§ EXERCISE: All entries below are to be set down again, identical to the source.

[Extracted data entries]
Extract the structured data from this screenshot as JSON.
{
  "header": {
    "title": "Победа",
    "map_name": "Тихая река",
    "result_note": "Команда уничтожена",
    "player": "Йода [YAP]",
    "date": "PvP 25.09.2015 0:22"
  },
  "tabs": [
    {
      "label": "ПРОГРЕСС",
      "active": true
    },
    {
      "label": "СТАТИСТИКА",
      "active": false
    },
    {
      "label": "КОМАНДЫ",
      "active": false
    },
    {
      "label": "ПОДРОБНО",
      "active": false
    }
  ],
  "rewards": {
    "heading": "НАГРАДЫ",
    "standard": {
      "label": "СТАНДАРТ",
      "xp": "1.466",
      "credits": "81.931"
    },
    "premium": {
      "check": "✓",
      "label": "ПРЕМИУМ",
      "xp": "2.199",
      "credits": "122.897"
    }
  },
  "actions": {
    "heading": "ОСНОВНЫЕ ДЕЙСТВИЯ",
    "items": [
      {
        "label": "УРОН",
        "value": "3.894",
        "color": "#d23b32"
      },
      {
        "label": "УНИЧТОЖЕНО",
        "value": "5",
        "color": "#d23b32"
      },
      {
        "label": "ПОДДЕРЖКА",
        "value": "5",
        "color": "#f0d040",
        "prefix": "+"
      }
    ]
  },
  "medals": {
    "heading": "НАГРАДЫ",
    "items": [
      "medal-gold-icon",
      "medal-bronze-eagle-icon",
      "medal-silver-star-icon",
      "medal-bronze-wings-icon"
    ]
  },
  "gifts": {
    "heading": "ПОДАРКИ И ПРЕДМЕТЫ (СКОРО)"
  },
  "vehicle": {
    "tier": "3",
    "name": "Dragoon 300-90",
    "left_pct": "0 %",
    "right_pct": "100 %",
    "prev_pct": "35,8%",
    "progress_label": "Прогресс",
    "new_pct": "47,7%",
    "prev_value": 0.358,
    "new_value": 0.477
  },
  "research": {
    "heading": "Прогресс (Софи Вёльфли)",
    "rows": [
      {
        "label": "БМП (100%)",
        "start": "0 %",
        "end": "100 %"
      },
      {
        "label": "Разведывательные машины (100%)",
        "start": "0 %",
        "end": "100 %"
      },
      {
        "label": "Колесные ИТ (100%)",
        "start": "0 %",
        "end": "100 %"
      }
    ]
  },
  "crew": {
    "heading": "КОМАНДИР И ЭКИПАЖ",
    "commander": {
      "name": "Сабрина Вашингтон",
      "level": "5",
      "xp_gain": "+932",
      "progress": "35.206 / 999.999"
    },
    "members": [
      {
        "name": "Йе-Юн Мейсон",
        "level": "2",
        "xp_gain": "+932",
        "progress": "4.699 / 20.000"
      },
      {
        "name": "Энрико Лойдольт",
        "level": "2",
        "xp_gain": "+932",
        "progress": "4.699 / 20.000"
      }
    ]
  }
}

§ EXERCISE RESPONSE:
Extract the structured data from this screenshot as JSON.
{
  "header": {
    "title": "Победа",
    "map_name": "Тихая река",
    "result_note": "Команда уничтожена",
    "player": "Йода [YAP]",
    "date": "PvP 25.09.2015 0:22"
  },
  "tabs": [
    {
      "label": "ПРОГРЕСС",
      "active": true
    },
    {
      "label": "СТАТИСТИКА",
      "active": false
    },
    {
      "label": "КОМАНДЫ",
      "active": false
    },
    {
      "label": "ПОДРОБНО",
      "active": false
    }
  ],
  "rewards": {
    "heading": "НАГРАДЫ",
    "standard": {
      "label": "СТАНДАРТ",
      "xp": "1.466",
      "credits": "81.931"
    },
    "premium": {
      "check": "✓",
      "label": "ПРЕМИУМ",
      "xp": "2.199",
      "credits": "122.897"
    }
  },
  "actions": {
    "heading": "ОСНОВНЫЕ ДЕЙСТВИЯ",
    "items": [
      {
        "label": "УРОН",
        "value": "3.894",
        "color": "#d23b32"
      },
      {
        "label": "УНИЧТОЖЕНО",
        "value": "5",
        "color": "#d23b32"
      },
      {
        "label": "ПОДДЕРЖКА",
        "value": "5",
        "color": "#f0d040",
        "prefix": "+"
      }
    ]
  },
  "medals": {
    "heading": "НАГРАДЫ",
    "items": [
      "medal-gold-icon",
      "medal-bronze-eagle-icon",
      "medal-silver-star-icon",
      "medal-bronze-wings-icon"
    ]
  },
  "gifts": {
    "heading": "ПОДАРКИ И ПРЕДМЕТЫ (СКОРО)"
  },
  "vehicle": {
    "tier": "3",
    "name": "Dragoon 300-90",
    "left_pct": "0 %",
    "right_pct": "100 %",
    "prev_pct": "35,8%",
    "progress_label": "Прогресс",
    "new_pct": "47,7%",
    "prev_value": 0.358,
    "new_value": 0.477
  },
  "research": {
    "heading": "Прогресс (Софи Вёльфли)",
    "rows": [
      {
        "label": "БМП (100%)",
        "start": "0 %",
        "end": "100 %"
      },
      {
        "label": "Разведывательные машины (100%)",
        "start": "0 %",
        "end": "100 %"
      },
      {
        "label": "Колесные ИТ (100%)",
        "start": "0 %",
        "end": "100 %"
      }
    ]
  },
  "crew": {
    "heading": "КОМАНДИР И ЭКИПАЖ",
    "commander": {
      "name": "Сабрина Вашингтон",
      "level": "5",
      "xp_gain": "+932",
      "progress": "35.206 / 999.999"
    },
    "members": [
      {
        "name": "Йе-Юн Мейсон",
        "level": "2",
        "xp_gain": "+932",
        "progress": "4.699 / 20.000"
      },
      {
        "name": "Энрико Лойдольт",
        "level": "2",
        "xp_gain": "+932",
        "progress": "4.699 / 20.000"
      }
    ]
  }
}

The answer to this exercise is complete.